──────── Dataset content
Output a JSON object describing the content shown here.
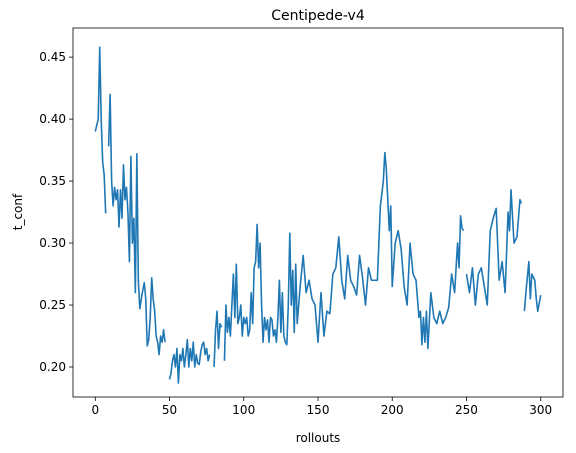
{
  "chart_data": {
    "type": "line",
    "title": "Centipede-v4",
    "xlabel": "rollouts",
    "ylabel": "t_conf",
    "x": [
      0,
      2,
      3,
      4,
      5,
      6,
      7,
      8,
      9,
      10,
      11,
      12,
      13,
      14,
      15,
      16,
      17,
      18,
      19,
      20,
      21,
      22,
      23,
      24,
      25,
      26,
      27,
      28,
      29,
      30,
      31,
      32,
      33,
      34,
      35,
      36,
      37,
      38,
      39,
      40,
      41,
      42,
      43,
      44,
      45,
      46,
      47,
      48,
      50,
      51,
      52,
      53,
      54,
      55,
      56,
      57,
      58,
      59,
      60,
      61,
      62,
      63,
      64,
      65,
      66,
      67,
      68,
      69,
      70,
      71,
      72,
      73,
      74,
      75,
      76,
      77,
      78,
      80,
      81,
      82,
      83,
      84,
      85,
      86,
      87,
      88,
      89,
      90,
      91,
      92,
      93,
      94,
      95,
      96,
      97,
      98,
      99,
      100,
      101,
      102,
      103,
      104,
      105,
      106,
      107,
      108,
      109,
      110,
      111,
      112,
      113,
      114,
      115,
      116,
      117,
      118,
      119,
      120,
      121,
      122,
      123,
      124,
      125,
      126,
      127,
      128,
      129,
      130,
      131,
      132,
      133,
      134,
      135,
      136,
      138,
      140,
      142,
      144,
      146,
      148,
      150,
      152,
      154,
      156,
      158,
      160,
      162,
      164,
      166,
      168,
      170,
      172,
      174,
      176,
      178,
      180,
      182,
      184,
      186,
      188,
      190,
      192,
      194,
      195,
      196,
      198,
      199,
      200,
      202,
      204,
      206,
      208,
      210,
      212,
      214,
      216,
      218,
      219,
      220,
      221,
      222,
      223,
      224,
      226,
      228,
      230,
      232,
      234,
      236,
      238,
      240,
      242,
      244,
      245,
      246,
      247,
      248,
      249,
      250,
      252,
      254,
      256,
      258,
      260,
      262,
      264,
      266,
      268,
      270,
      272,
      274,
      276,
      278,
      279,
      280,
      282,
      284,
      286,
      287,
      288,
      289,
      290,
      292,
      293,
      294,
      296,
      297,
      298,
      300
    ],
    "series": [
      {
        "name": "t_conf",
        "color": "#1f77b4",
        "values": [
          0.39,
          0.4,
          0.458,
          0.4,
          0.365,
          0.355,
          0.324,
          null,
          0.378,
          0.42,
          0.35,
          0.33,
          0.345,
          0.335,
          0.343,
          0.313,
          0.343,
          0.32,
          0.363,
          0.335,
          0.345,
          0.325,
          0.285,
          0.37,
          0.3,
          0.32,
          0.26,
          0.372,
          0.27,
          0.247,
          0.255,
          0.262,
          0.268,
          0.255,
          0.217,
          0.222,
          0.24,
          0.272,
          0.255,
          0.245,
          0.225,
          0.22,
          0.21,
          0.225,
          0.22,
          0.23,
          0.22,
          null,
          0.19,
          0.195,
          0.205,
          0.21,
          0.2,
          0.215,
          0.187,
          0.21,
          0.205,
          0.215,
          0.2,
          0.21,
          0.222,
          0.2,
          0.215,
          0.205,
          0.22,
          0.2,
          0.21,
          0.203,
          0.202,
          0.212,
          0.218,
          0.22,
          0.21,
          0.215,
          0.205,
          0.21,
          null,
          0.2,
          0.23,
          0.245,
          0.215,
          0.235,
          0.232,
          null,
          0.205,
          0.25,
          0.228,
          0.24,
          0.225,
          0.25,
          0.275,
          0.24,
          0.283,
          0.235,
          0.24,
          0.25,
          0.225,
          0.24,
          0.235,
          0.24,
          0.225,
          0.23,
          0.26,
          0.235,
          0.28,
          0.285,
          0.315,
          0.28,
          0.3,
          0.25,
          0.22,
          0.24,
          0.23,
          0.238,
          0.22,
          0.24,
          0.238,
          0.225,
          0.23,
          0.22,
          0.24,
          0.27,
          0.228,
          0.26,
          0.225,
          0.22,
          0.218,
          0.25,
          0.308,
          0.25,
          0.278,
          0.228,
          0.283,
          0.235,
          0.265,
          0.29,
          0.26,
          0.27,
          0.255,
          0.25,
          0.22,
          0.26,
          0.225,
          0.245,
          0.243,
          0.275,
          0.28,
          0.305,
          0.27,
          0.255,
          0.29,
          0.27,
          0.265,
          0.258,
          0.29,
          0.272,
          0.25,
          0.28,
          0.27,
          0.27,
          0.27,
          0.33,
          0.35,
          0.373,
          0.36,
          0.31,
          0.33,
          0.265,
          0.3,
          0.31,
          0.295,
          0.265,
          0.25,
          0.3,
          0.275,
          0.27,
          0.24,
          0.245,
          0.218,
          0.24,
          0.22,
          0.245,
          0.215,
          0.26,
          0.24,
          0.235,
          0.245,
          0.235,
          0.24,
          0.248,
          0.275,
          0.26,
          0.3,
          0.28,
          0.322,
          0.312,
          0.31,
          null,
          0.275,
          0.26,
          0.28,
          0.25,
          0.275,
          0.28,
          0.265,
          0.25,
          0.31,
          0.32,
          0.328,
          0.27,
          0.285,
          0.26,
          0.325,
          0.31,
          0.343,
          0.3,
          0.305,
          0.335,
          0.332,
          null,
          0.245,
          0.26,
          0.285,
          0.255,
          0.275,
          0.27,
          0.255,
          0.245,
          0.258
        ]
      }
    ],
    "xlim": [
      -15,
      315
    ],
    "xticks": [
      0,
      50,
      100,
      150,
      200,
      250,
      300
    ],
    "ylim": [
      0.1758,
      0.4735
    ],
    "yticks": [
      {
        "value": 0.2,
        "label": "0.20"
      },
      {
        "value": 0.25,
        "label": "0.25"
      },
      {
        "value": 0.3,
        "label": "0.30"
      },
      {
        "value": 0.35,
        "label": "0.35"
      },
      {
        "value": 0.4,
        "label": "0.40"
      },
      {
        "value": 0.45,
        "label": "0.45"
      }
    ]
  }
}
────────────────
> _Problem to solve_: Repeat the material verbatim. Do not carry over any picture.

> _Result below_:
Output a JSON object describing the content shown here.
{
  "chart_data": {
    "type": "line",
    "title": "Centipede-v4",
    "xlabel": "rollouts",
    "ylabel": "t_conf",
    "x": [
      0,
      2,
      3,
      4,
      5,
      6,
      7,
      8,
      9,
      10,
      11,
      12,
      13,
      14,
      15,
      16,
      17,
      18,
      19,
      20,
      21,
      22,
      23,
      24,
      25,
      26,
      27,
      28,
      29,
      30,
      31,
      32,
      33,
      34,
      35,
      36,
      37,
      38,
      39,
      40,
      41,
      42,
      43,
      44,
      45,
      46,
      47,
      48,
      50,
      51,
      52,
      53,
      54,
      55,
      56,
      57,
      58,
      59,
      60,
      61,
      62,
      63,
      64,
      65,
      66,
      67,
      68,
      69,
      70,
      71,
      72,
      73,
      74,
      75,
      76,
      77,
      78,
      80,
      81,
      82,
      83,
      84,
      85,
      86,
      87,
      88,
      89,
      90,
      91,
      92,
      93,
      94,
      95,
      96,
      97,
      98,
      99,
      100,
      101,
      102,
      103,
      104,
      105,
      106,
      107,
      108,
      109,
      110,
      111,
      112,
      113,
      114,
      115,
      116,
      117,
      118,
      119,
      120,
      121,
      122,
      123,
      124,
      125,
      126,
      127,
      128,
      129,
      130,
      131,
      132,
      133,
      134,
      135,
      136,
      138,
      140,
      142,
      144,
      146,
      148,
      150,
      152,
      154,
      156,
      158,
      160,
      162,
      164,
      166,
      168,
      170,
      172,
      174,
      176,
      178,
      180,
      182,
      184,
      186,
      188,
      190,
      192,
      194,
      195,
      196,
      198,
      199,
      200,
      202,
      204,
      206,
      208,
      210,
      212,
      214,
      216,
      218,
      219,
      220,
      221,
      222,
      223,
      224,
      226,
      228,
      230,
      232,
      234,
      236,
      238,
      240,
      242,
      244,
      245,
      246,
      247,
      248,
      249,
      250,
      252,
      254,
      256,
      258,
      260,
      262,
      264,
      266,
      268,
      270,
      272,
      274,
      276,
      278,
      279,
      280,
      282,
      284,
      286,
      287,
      288,
      289,
      290,
      292,
      293,
      294,
      296,
      297,
      298,
      300
    ],
    "series": [
      {
        "name": "t_conf",
        "color": "#1f77b4",
        "values": [
          0.39,
          0.4,
          0.458,
          0.4,
          0.365,
          0.355,
          0.324,
          null,
          0.378,
          0.42,
          0.35,
          0.33,
          0.345,
          0.335,
          0.343,
          0.313,
          0.343,
          0.32,
          0.363,
          0.335,
          0.345,
          0.325,
          0.285,
          0.37,
          0.3,
          0.32,
          0.26,
          0.372,
          0.27,
          0.247,
          0.255,
          0.262,
          0.268,
          0.255,
          0.217,
          0.222,
          0.24,
          0.272,
          0.255,
          0.245,
          0.225,
          0.22,
          0.21,
          0.225,
          0.22,
          0.23,
          0.22,
          null,
          0.19,
          0.195,
          0.205,
          0.21,
          0.2,
          0.215,
          0.187,
          0.21,
          0.205,
          0.215,
          0.2,
          0.21,
          0.222,
          0.2,
          0.215,
          0.205,
          0.22,
          0.2,
          0.21,
          0.203,
          0.202,
          0.212,
          0.218,
          0.22,
          0.21,
          0.215,
          0.205,
          0.21,
          null,
          0.2,
          0.23,
          0.245,
          0.215,
          0.235,
          0.232,
          null,
          0.205,
          0.25,
          0.228,
          0.24,
          0.225,
          0.25,
          0.275,
          0.24,
          0.283,
          0.235,
          0.24,
          0.25,
          0.225,
          0.24,
          0.235,
          0.24,
          0.225,
          0.23,
          0.26,
          0.235,
          0.28,
          0.285,
          0.315,
          0.28,
          0.3,
          0.25,
          0.22,
          0.24,
          0.23,
          0.238,
          0.22,
          0.24,
          0.238,
          0.225,
          0.23,
          0.22,
          0.24,
          0.27,
          0.228,
          0.26,
          0.225,
          0.22,
          0.218,
          0.25,
          0.308,
          0.25,
          0.278,
          0.228,
          0.283,
          0.235,
          0.265,
          0.29,
          0.26,
          0.27,
          0.255,
          0.25,
          0.22,
          0.26,
          0.225,
          0.245,
          0.243,
          0.275,
          0.28,
          0.305,
          0.27,
          0.255,
          0.29,
          0.27,
          0.265,
          0.258,
          0.29,
          0.272,
          0.25,
          0.28,
          0.27,
          0.27,
          0.27,
          0.33,
          0.35,
          0.373,
          0.36,
          0.31,
          0.33,
          0.265,
          0.3,
          0.31,
          0.295,
          0.265,
          0.25,
          0.3,
          0.275,
          0.27,
          0.24,
          0.245,
          0.218,
          0.24,
          0.22,
          0.245,
          0.215,
          0.26,
          0.24,
          0.235,
          0.245,
          0.235,
          0.24,
          0.248,
          0.275,
          0.26,
          0.3,
          0.28,
          0.322,
          0.312,
          0.31,
          null,
          0.275,
          0.26,
          0.28,
          0.25,
          0.275,
          0.28,
          0.265,
          0.25,
          0.31,
          0.32,
          0.328,
          0.27,
          0.285,
          0.26,
          0.325,
          0.31,
          0.343,
          0.3,
          0.305,
          0.335,
          0.332,
          null,
          0.245,
          0.26,
          0.285,
          0.255,
          0.275,
          0.27,
          0.255,
          0.245,
          0.258
        ]
      }
    ],
    "xlim": [
      -15,
      315
    ],
    "xticks": [
      0,
      50,
      100,
      150,
      200,
      250,
      300
    ],
    "ylim": [
      0.1758,
      0.4735
    ],
    "yticks": [
      {
        "value": 0.2,
        "label": "0.20"
      },
      {
        "value": 0.25,
        "label": "0.25"
      },
      {
        "value": 0.3,
        "label": "0.30"
      },
      {
        "value": 0.35,
        "label": "0.35"
      },
      {
        "value": 0.4,
        "label": "0.40"
      },
      {
        "value": 0.45,
        "label": "0.45"
      }
    ]
  }
}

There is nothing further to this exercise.